Items from a dataset:
>> BEGIN
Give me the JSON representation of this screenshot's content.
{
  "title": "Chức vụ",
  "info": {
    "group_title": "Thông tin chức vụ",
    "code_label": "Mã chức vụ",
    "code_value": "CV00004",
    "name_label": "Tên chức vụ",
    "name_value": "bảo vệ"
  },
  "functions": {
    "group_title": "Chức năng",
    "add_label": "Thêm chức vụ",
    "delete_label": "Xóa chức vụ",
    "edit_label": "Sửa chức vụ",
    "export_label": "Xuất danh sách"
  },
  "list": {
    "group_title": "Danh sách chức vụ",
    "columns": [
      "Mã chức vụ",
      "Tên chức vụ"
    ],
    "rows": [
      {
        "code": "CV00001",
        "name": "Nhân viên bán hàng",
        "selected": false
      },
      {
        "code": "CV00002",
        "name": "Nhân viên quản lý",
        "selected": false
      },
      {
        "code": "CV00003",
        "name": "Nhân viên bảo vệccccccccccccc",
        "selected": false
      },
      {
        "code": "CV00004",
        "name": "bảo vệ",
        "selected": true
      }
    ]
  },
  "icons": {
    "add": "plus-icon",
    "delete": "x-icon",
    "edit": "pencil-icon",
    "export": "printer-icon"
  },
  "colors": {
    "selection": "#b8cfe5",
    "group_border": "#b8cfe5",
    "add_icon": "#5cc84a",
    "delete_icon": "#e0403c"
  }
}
>> END
WORK REQUIRED: Set down the listing above in full, please, exactly as it appears.

TASK RESPONSE:
Give me the JSON representation of this screenshot's content.
{
  "title": "Chức vụ",
  "info": {
    "group_title": "Thông tin chức vụ",
    "code_label": "Mã chức vụ",
    "code_value": "CV00004",
    "name_label": "Tên chức vụ",
    "name_value": "bảo vệ"
  },
  "functions": {
    "group_title": "Chức năng",
    "add_label": "Thêm chức vụ",
    "delete_label": "Xóa chức vụ",
    "edit_label": "Sửa chức vụ",
    "export_label": "Xuất danh sách"
  },
  "list": {
    "group_title": "Danh sách chức vụ",
    "columns": [
      "Mã chức vụ",
      "Tên chức vụ"
    ],
    "rows": [
      {
        "code": "CV00001",
        "name": "Nhân viên bán hàng",
        "selected": false
      },
      {
        "code": "CV00002",
        "name": "Nhân viên quản lý",
        "selected": false
      },
      {
        "code": "CV00003",
        "name": "Nhân viên bảo vệccccccccccccc",
        "selected": false
      },
      {
        "code": "CV00004",
        "name": "bảo vệ",
        "selected": true
      }
    ]
  },
  "icons": {
    "add": "plus-icon",
    "delete": "x-icon",
    "edit": "pencil-icon",
    "export": "printer-icon"
  },
  "colors": {
    "selection": "#b8cfe5",
    "group_border": "#b8cfe5",
    "add_icon": "#5cc84a",
    "delete_icon": "#e0403c"
  }
}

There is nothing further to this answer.